▶ **Your task**
Keep the pictures out of the copy and repeat the records exactly.

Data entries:
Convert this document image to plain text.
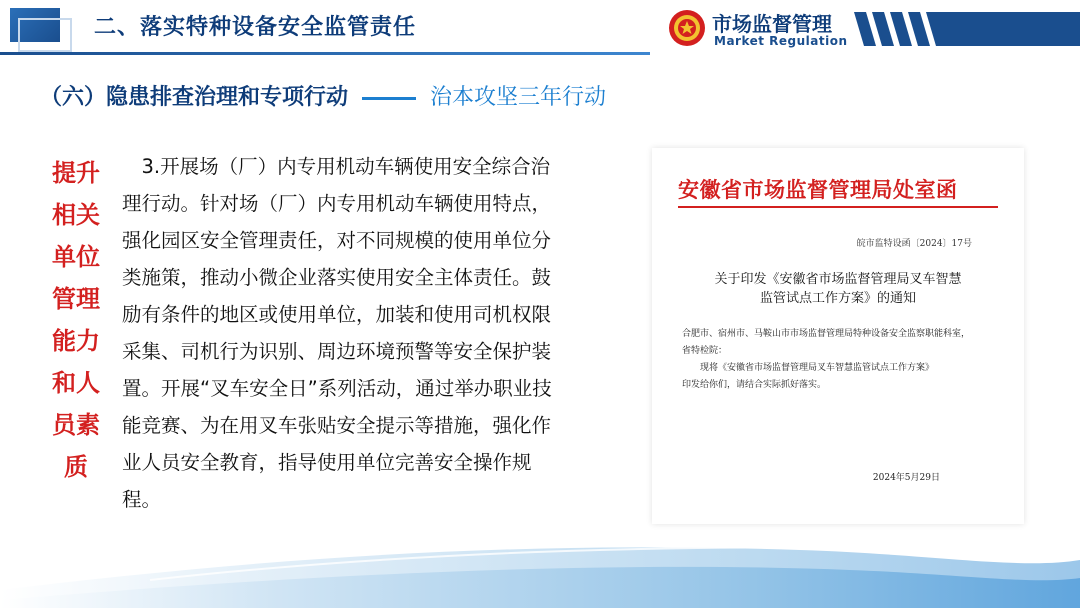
二、落实特种设备安全监管责任	市场监督管理
Market Regulation
（六）隐患排查治理和专项行动	治本攻坚三年行动
提升相关单位管理能力和人员素质
3.开展场（厂）内专用机动车辆使用安全综合治理行动。针对场（厂）内专用机动车辆使用特点，强化园区安全管理责任，对不同规模的使用单位分类施策，推动小微企业落实使用安全主体责任。鼓励有条件的地区或使用单位，加装和使用司机权限采集、司机行为识别、周边环境预警等安全保护装置。开展“叉车安全日”系列活动，通过举办职业技能竞赛、为在用叉车张贴安全提示等措施，强化作业人员安全教育，指导使用单位完善安全操作规程。
安徽省市场监督管理局处室函
皖市监特设函〔2024〕17号
关于印发《安徽省市场监督管理局叉车智慧
监管试点工作方案》的通知
合肥市、宿州市、马鞍山市市场监督管理局特种设备安全监察职能科室，
省特检院：
现将《安徽省市场监督管理局叉车智慧监管试点工作方案》
印发给你们，请结合实际抓好落实。
2024年5月29日
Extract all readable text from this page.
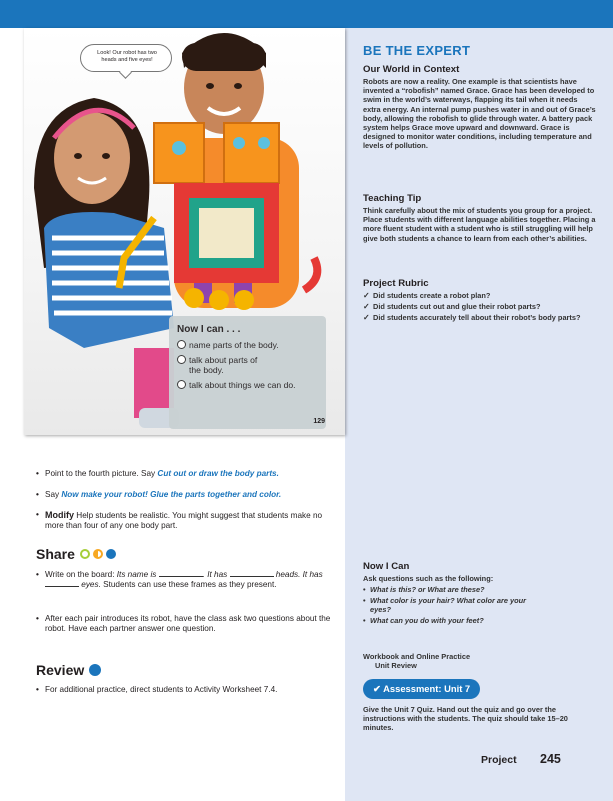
Look! Our robot has two heads and five eyes!
Now I can . . .
name parts of the body.
talk about parts of the body.
talk about things we can do.
129
BE THE EXPERT
Our World in Context
Robots are now a reality. One example is that scientists have invented a “robofish” named Grace. Grace has been developed to swim in the world’s waterways, flapping its tail when it needs extra energy. An internal pump pushes water in and out of Grace’s body, allowing the robofish to glide through water. A battery pack system helps Grace move upward and downward. Grace is designed to monitor water conditions, including temperature and levels of pollution.
Teaching Tip
Think carefully about the mix of students you group for a project. Place students with different language abilities together. Placing a more fluent student with a student who is still struggling will help give both students a chance to learn from each other’s abilities.
Project Rubric
✓ Did students create a robot plan?
✓ Did students cut out and glue their robot parts?
✓ Did students accurately tell about their robot’s body parts?
Now I Can
Ask questions such as the following:
• What is this? or What are these?
• What color is your hair? What color are your eyes?
• What can you do with your feet?
Workbook and Online Practice
Unit Review
✔ Assessment: Unit 7
Give the Unit 7 Quiz. Hand out the quiz and go over the instructions with the students. The quiz should take 15–20 minutes.
Project 245
• Point to the fourth picture. Say Cut out or draw the body parts.
• Say Now make your robot! Glue the parts together and color.
• Modify Help students be realistic. You might suggest that students make no more than four of any one body part.
Share
• Write on the board: Its name is	. It has	heads. It has  eyes. Students can use these frames as they present.
• After each pair introduces its robot, have the class ask two questions about the robot. Have each partner answer one question.
Review
• For additional practice, direct students to Activity Worksheet 7.4.
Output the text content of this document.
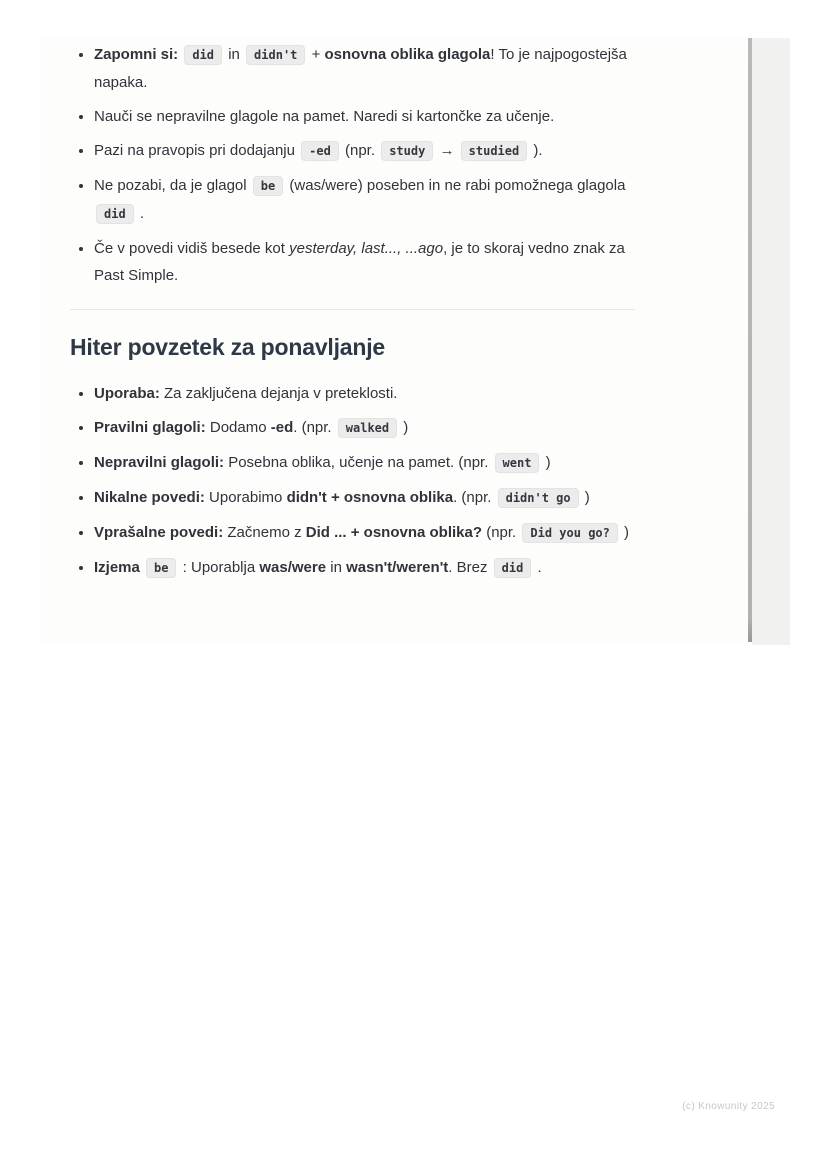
• Zapomni si: did in didn't + osnovna oblika glagola! To je najpogostejša napaka.
• Nauči se nepravilne glagole na pamet. Naredi si kartončke za učenje.
• Pazi na pravopis pri dodajanju -ed (npr. study → studied ).
• Ne pozabi, da je glagol be (was/were) poseben in ne rabi pomožnega glagola did .
• Če v povedi vidiš besede kot yesterday, last..., ...ago, je to skoraj vedno znak za Past Simple.
Hiter povzetek za ponavljanje
• Uporaba: Za zaključena dejanja v preteklosti.
• Pravilni glagoli: Dodamo -ed. (npr. walked )
• Nepravilni glagoli: Posebna oblika, učenje na pamet. (npr. went )
• Nikalne povedi: Uporabimo didn't + osnovna oblika. (npr. didn't go )
• Vprašalne povedi: Začnemo z Did ... + osnovna oblika? (npr. Did you go? )
• Izjema be : Uporablja was/were in wasn't/weren't. Brez did .
(c) Knowunity 2025
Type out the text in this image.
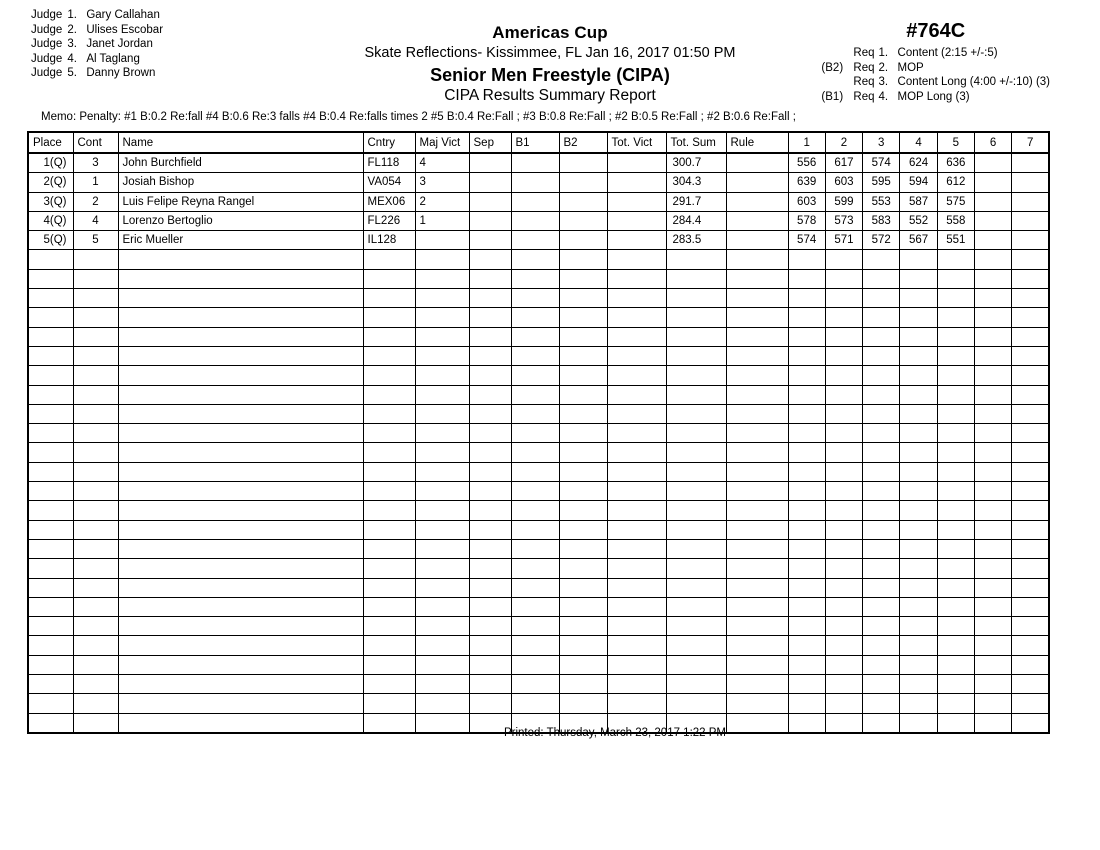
Judge 1. Gary Callahan
Judge 2. Ulises Escobar
Judge 3. Janet Jordan
Judge 4. Al Taglang
Judge 5. Danny Brown
Americas Cup
Skate Reflections- Kissimmee, FL Jan 16, 2017 01:50 PM
Senior Men Freestyle (CIPA)
CIPA Results Summary Report
#764C
Req 1. Content (2:15 +/-:5)
(B2) Req 2. MOP
Req 3. Content Long (4:00 +/-:10) (3)
(B1) Req 4. MOP Long (3)
Memo: Penalty: #1 B:0.2 Re:fall #4 B:0.6 Re:3 falls #4 B:0.4 Re:falls times 2 #5 B:0.4 Re:Fall ; #3 B:0.8 Re:Fall ; #2 B:0.5 Re:Fall ; #2 B:0.6 Re:Fall ;
Place	Cont	Name	Cntry	Maj Vict	Sep	B1	B2	Tot. Vict	Tot. Sum	Rule	1	2	3	4	5	6	7
1(Q)	3	John Burchfield	FL118	4					300.7		556	617	574	624	636		
2(Q)	1	Josiah Bishop	VA054	3					304.3		639	603	595	594	612		
3(Q)	2	Luis Felipe Reyna Rangel	MEX06	2					291.7		603	599	553	587	575		
4(Q)	4	Lorenzo Bertoglio	FL226	1					284.4		578	573	583	552	558		
5(Q)	5	Eric Mueller	IL128						283.5		574	571	572	567	551		

Printed: Thursday, March 23, 2017 1:22 PM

▶ **Response to the exercise**
Convert this document image to plain text.
二、落实特种设备安全监管责任	市场监督管理
Market Regulation
（六）隐患排查治理和专项行动	治本攻坚三年行动
提升相关单位管理能力和人员素质
3.开展场（厂）内专用机动车辆使用安全综合治理行动。针对场（厂）内专用机动车辆使用特点，强化园区安全管理责任，对不同规模的使用单位分类施策，推动小微企业落实使用安全主体责任。鼓励有条件的地区或使用单位，加装和使用司机权限采集、司机行为识别、周边环境预警等安全保护装置。开展“叉车安全日”系列活动，通过举办职业技能竞赛、为在用叉车张贴安全提示等措施，强化作业人员安全教育，指导使用单位完善安全操作规程。
安徽省市场监督管理局处室函
皖市监特设函〔2024〕17号
关于印发《安徽省市场监督管理局叉车智慧
监管试点工作方案》的通知
合肥市、宿州市、马鞍山市市场监督管理局特种设备安全监察职能科室，
省特检院：
现将《安徽省市场监督管理局叉车智慧监管试点工作方案》
印发给你们，请结合实际抓好落实。
2024年5月29日
Extract all readable text from this page.
Look! Our robot has two heads and five eyes!
Now I can . . .
name parts of the body.
talk about parts of the body.
talk about things we can do.
129
BE THE EXPERT
Our World in Context
Robots are now a reality. One example is that scientists have invented a “robofish” named Grace. Grace has been developed to swim in the world’s waterways, flapping its tail when it needs extra energy. An internal pump pushes water in and out of Grace’s body, allowing the robofish to glide through water. A battery pack system helps Grace move upward and downward. Grace is designed to monitor water conditions, including temperature and levels of pollution.
Teaching Tip
Think carefully about the mix of students you group for a project. Place students with different language abilities together. Placing a more fluent student with a student who is still struggling will help give both students a chance to learn from each other’s abilities.
Project Rubric
✓ Did students create a robot plan?
✓ Did students cut out and glue their robot parts?
✓ Did students accurately tell about their robot’s body parts?
Now I Can
Ask questions such as the following:
• What is this? or What are these?
• What color is your hair? What color are your eyes?
• What can you do with your feet?
Workbook and Online Practice
Unit Review
✔ Assessment: Unit 7
Give the Unit 7 Quiz. Hand out the quiz and go over the instructions with the students. The quiz should take 15–20 minutes.
Project 245
• Point to the fourth picture. Say Cut out or draw the body parts.
• Say Now make your robot! Glue the parts together and color.
• Modify Help students be realistic. You might suggest that students make no more than four of any one body part.
Share
• Write on the board: Its name is	. It has	heads. It has  eyes. Students can use these frames as they present.
• After each pair introduces its robot, have the class ask two questions about the robot. Have each partner answer one question.
Review
• For additional practice, direct students to Activity Worksheet 7.4.
Output the text content of this document.
• Zapomni si: did in didn't + osnovna oblika glagola! To je najpogostejša napaka.
• Nauči se nepravilne glagole na pamet. Naredi si kartončke za učenje.
• Pazi na pravopis pri dodajanju -ed (npr. study → studied ).
• Ne pozabi, da je glagol be (was/were) poseben in ne rabi pomožnega glagola did .
• Če v povedi vidiš besede kot yesterday, last..., ...ago, je to skoraj vedno znak za Past Simple.
Hiter povzetek za ponavljanje
• Uporaba: Za zaključena dejanja v preteklosti.
• Pravilni glagoli: Dodamo -ed. (npr. walked )
• Nepravilni glagoli: Posebna oblika, učenje na pamet. (npr. went )
• Nikalne povedi: Uporabimo didn't + osnovna oblika. (npr. didn't go )
• Vprašalne povedi: Začnemo z Did ... + osnovna oblika? (npr. Did you go? )
• Izjema be : Uporablja was/were in wasn't/weren't. Brez did .
(c) Knowunity 2025
Type out the text in this image.
Judge 1. Gary Callahan
Judge 2. Ulises Escobar
Judge 3. Janet Jordan
Judge 4. Al Taglang
Judge 5. Danny Brown
Americas Cup
Skate Reflections- Kissimmee, FL Jan 16, 2017 01:50 PM
Senior Men Freestyle (CIPA)
CIPA Results Summary Report
#764C
Req 1. Content (2:15 +/-:5)
(B2) Req 2. MOP
Req 3. Content Long (4:00 +/-:10) (3)
(B1) Req 4. MOP Long (3)
Memo: Penalty: #1 B:0.2 Re:fall #4 B:0.6 Re:3 falls #4 B:0.4 Re:falls times 2 #5 B:0.4 Re:Fall ; #3 B:0.8 Re:Fall ; #2 B:0.5 Re:Fall ; #2 B:0.6 Re:Fall ;
Place	Cont	Name	Cntry	Maj Vict	Sep	B1	B2	Tot. Vict	Tot. Sum	Rule	1	2	3	4	5	6	7
1(Q)	3	John Burchfield	FL118	4					300.7		556	617	574	624	636		
2(Q)	1	Josiah Bishop	VA054	3					304.3		639	603	595	594	612		
3(Q)	2	Luis Felipe Reyna Rangel	MEX06	2					291.7		603	599	553	587	575		
4(Q)	4	Lorenzo Bertoglio	FL226	1					284.4		578	573	583	552	558		
5(Q)	5	Eric Mueller	IL128						283.5		574	571	572	567	551		

Printed: Thursday, March 23, 2017 1:22 PM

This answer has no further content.